Extracted data entries
________________________________________

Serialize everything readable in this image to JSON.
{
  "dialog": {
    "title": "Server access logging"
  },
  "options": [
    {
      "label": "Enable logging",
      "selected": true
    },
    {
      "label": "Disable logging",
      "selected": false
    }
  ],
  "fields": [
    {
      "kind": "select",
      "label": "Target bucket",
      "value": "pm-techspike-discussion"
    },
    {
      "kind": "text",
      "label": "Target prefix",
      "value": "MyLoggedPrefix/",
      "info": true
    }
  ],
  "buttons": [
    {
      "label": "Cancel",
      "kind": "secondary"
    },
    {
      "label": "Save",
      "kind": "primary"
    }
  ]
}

________________________________________

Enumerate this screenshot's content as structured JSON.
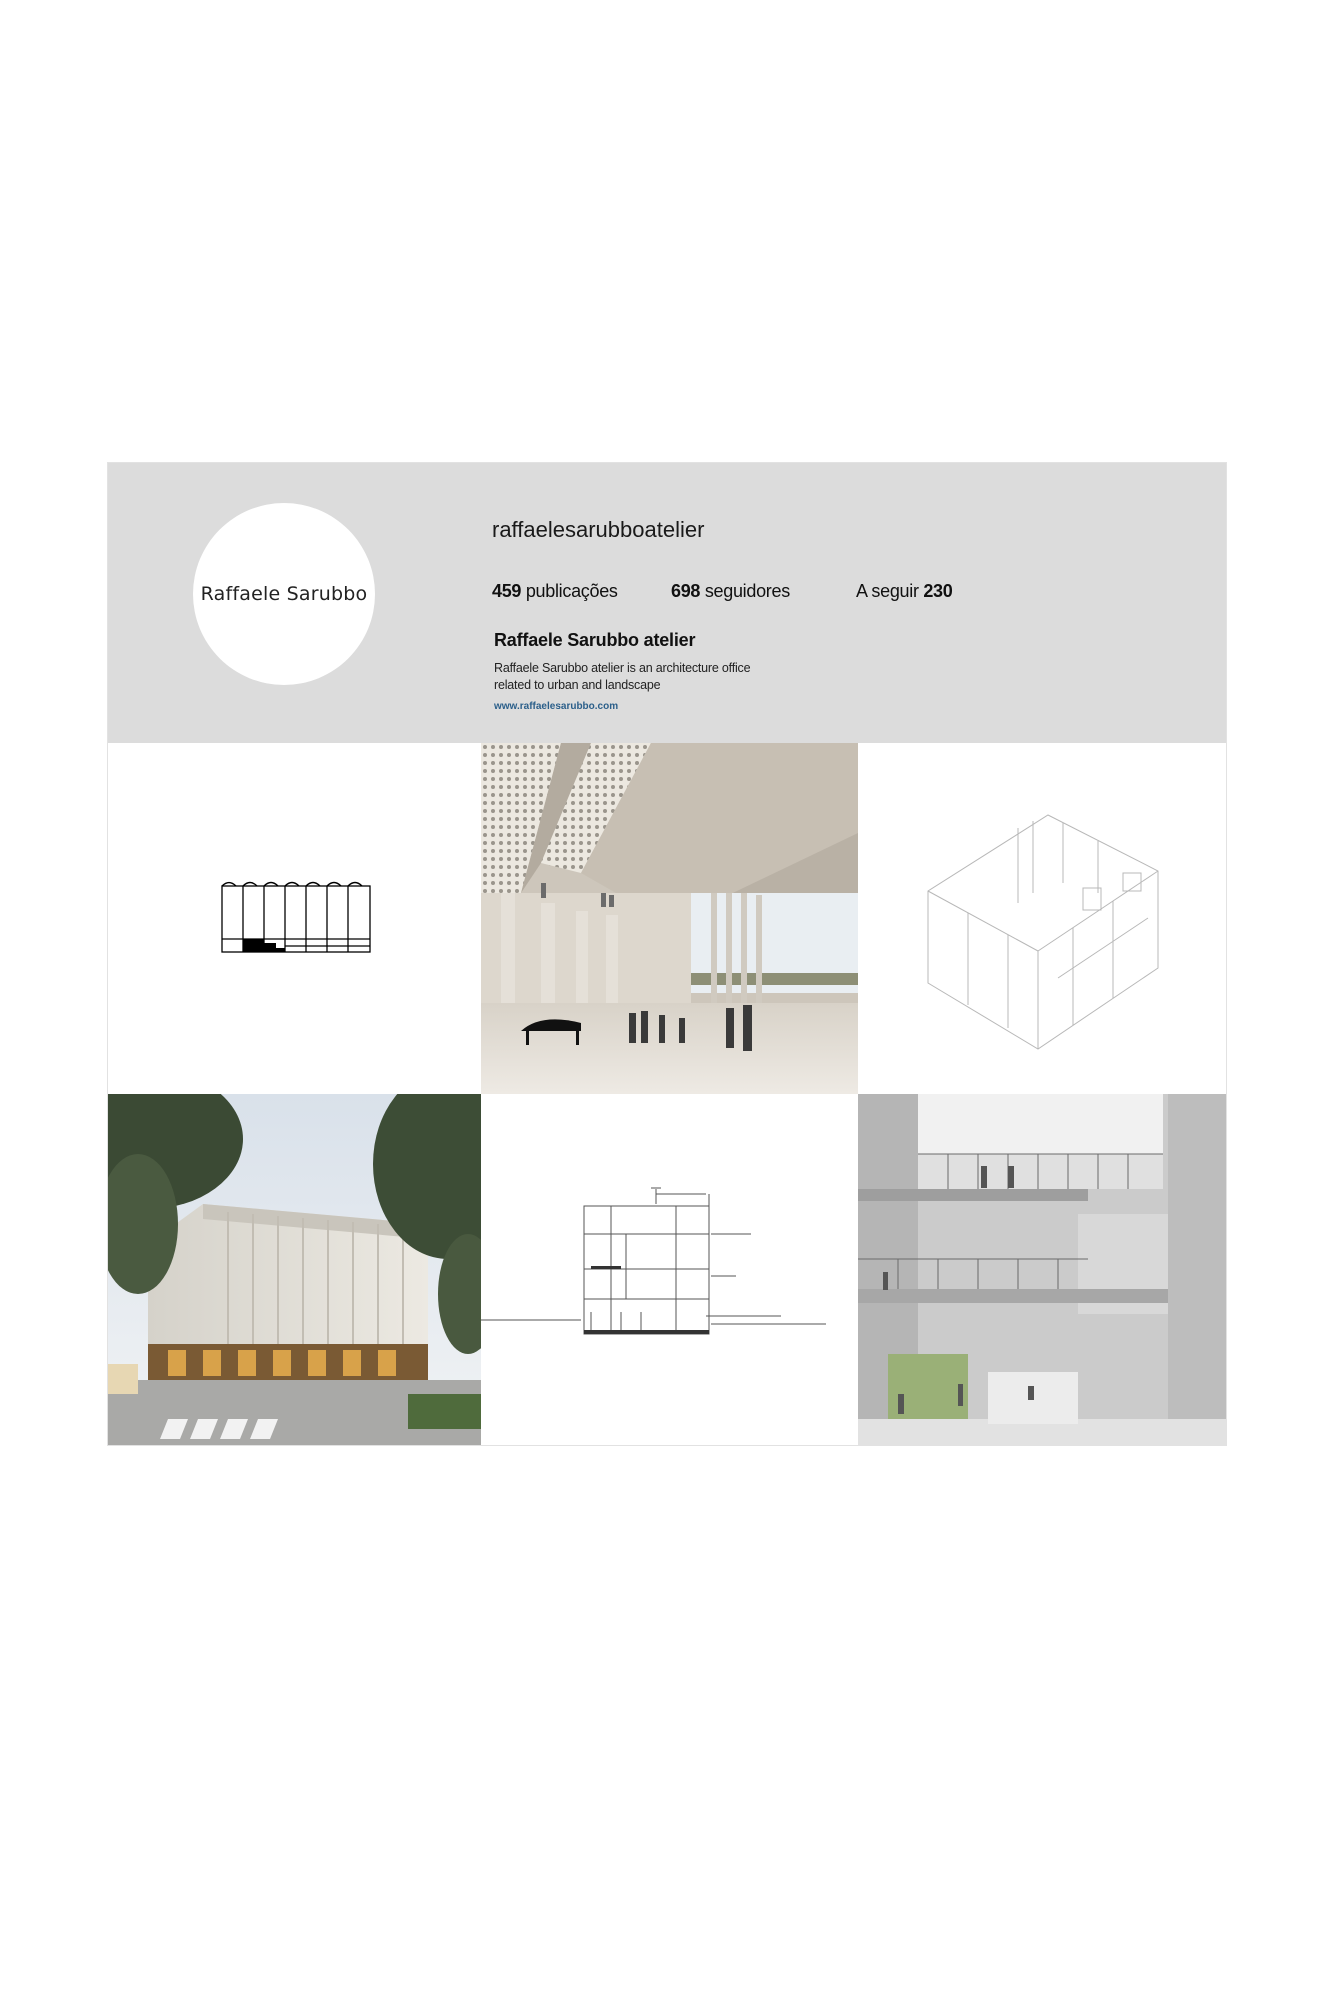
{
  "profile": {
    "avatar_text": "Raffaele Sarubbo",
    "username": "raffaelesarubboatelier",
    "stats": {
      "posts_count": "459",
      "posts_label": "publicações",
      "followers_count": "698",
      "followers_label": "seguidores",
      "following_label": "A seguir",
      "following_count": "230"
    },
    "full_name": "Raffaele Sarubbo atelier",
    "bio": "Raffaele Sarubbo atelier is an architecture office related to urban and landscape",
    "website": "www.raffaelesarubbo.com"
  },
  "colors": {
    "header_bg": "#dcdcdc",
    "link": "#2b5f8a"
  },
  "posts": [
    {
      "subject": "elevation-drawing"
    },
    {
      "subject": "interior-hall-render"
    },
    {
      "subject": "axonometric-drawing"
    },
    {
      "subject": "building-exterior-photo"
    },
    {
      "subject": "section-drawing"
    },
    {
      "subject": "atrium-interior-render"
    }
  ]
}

________________________________________

-- STATED TASK --
Search the material above for "kind". Pull out each line where it shows up.

-- THE REPLY --
      "kind": "select",
      "kind": "text",
      "kind": "secondary"
      "kind": "primary"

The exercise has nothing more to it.